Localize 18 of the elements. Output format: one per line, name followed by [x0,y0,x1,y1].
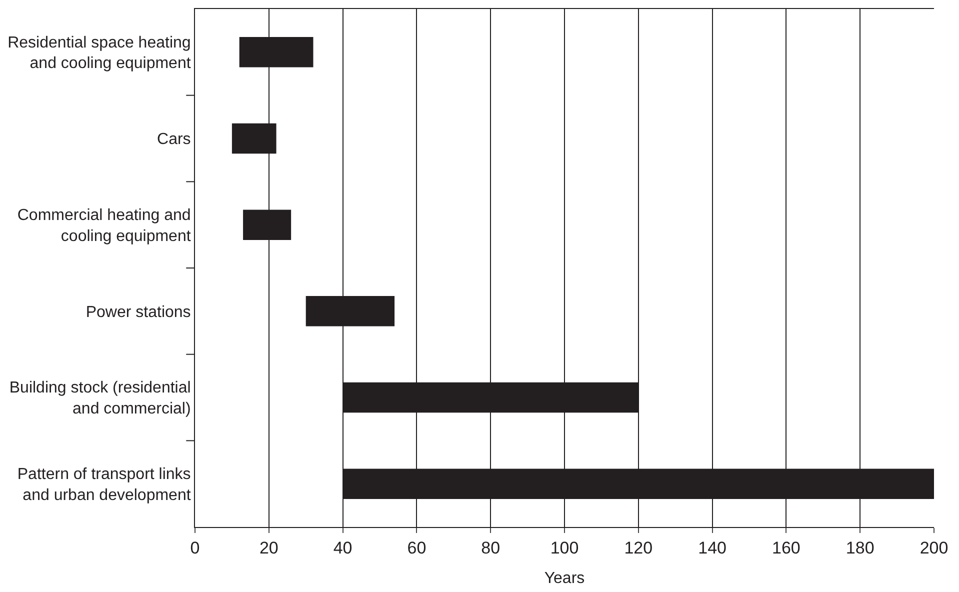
x-tick-label: 160 [772,538,800,558]
x-tick-label: 140 [698,538,726,558]
x-tick-label: 180 [846,538,874,558]
x-tick-label: 80 [481,538,500,558]
x-axis-title: Years [544,570,585,588]
x-tick-label: 40 [333,538,352,558]
x-tick-label: 60 [407,538,426,558]
y-tick-label: Residential space heating and cooling equipment [8,34,192,72]
x-tick-label: 120 [624,538,653,558]
x-tick-label: 200 [920,538,948,558]
y-tick-label: Building stock (residential and commercial) [9,380,191,418]
x-tick-label: 20 [259,538,278,558]
y-tick-label: Power stations [86,304,191,321]
y-tick-label: Cars [157,131,191,148]
y-tick-label: Commercial heating and cooling equipment [17,207,192,245]
y-tick-label: Pattern of transport links and urban development [17,466,192,504]
x-tick-label: 100 [550,538,579,558]
x-tick-label: 0 [190,538,200,558]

● ● ● ● ● ● ●

What you should do
Copy all of the material above line for line, leaving out the picture.

Task answer
Localize 18 of the elements. Output format: one per line, name followed by [x0,y0,x1,y1].
x-tick-label: 160 [772,538,800,558]
x-tick-label: 140 [698,538,726,558]
x-tick-label: 180 [846,538,874,558]
x-tick-label: 80 [481,538,500,558]
x-axis-title: Years [544,570,585,588]
x-tick-label: 40 [333,538,352,558]
x-tick-label: 60 [407,538,426,558]
y-tick-label: Residential space heating and cooling equipment [8,34,192,72]
x-tick-label: 120 [624,538,653,558]
x-tick-label: 200 [920,538,948,558]
y-tick-label: Building stock (residential and commercial) [9,380,191,418]
x-tick-label: 20 [259,538,278,558]
y-tick-label: Power stations [86,304,191,321]
y-tick-label: Cars [157,131,191,148]
y-tick-label: Commercial heating and cooling equipment [17,207,192,245]
y-tick-label: Pattern of transport links and urban development [17,466,192,504]
x-tick-label: 100 [550,538,579,558]
x-tick-label: 0 [190,538,200,558]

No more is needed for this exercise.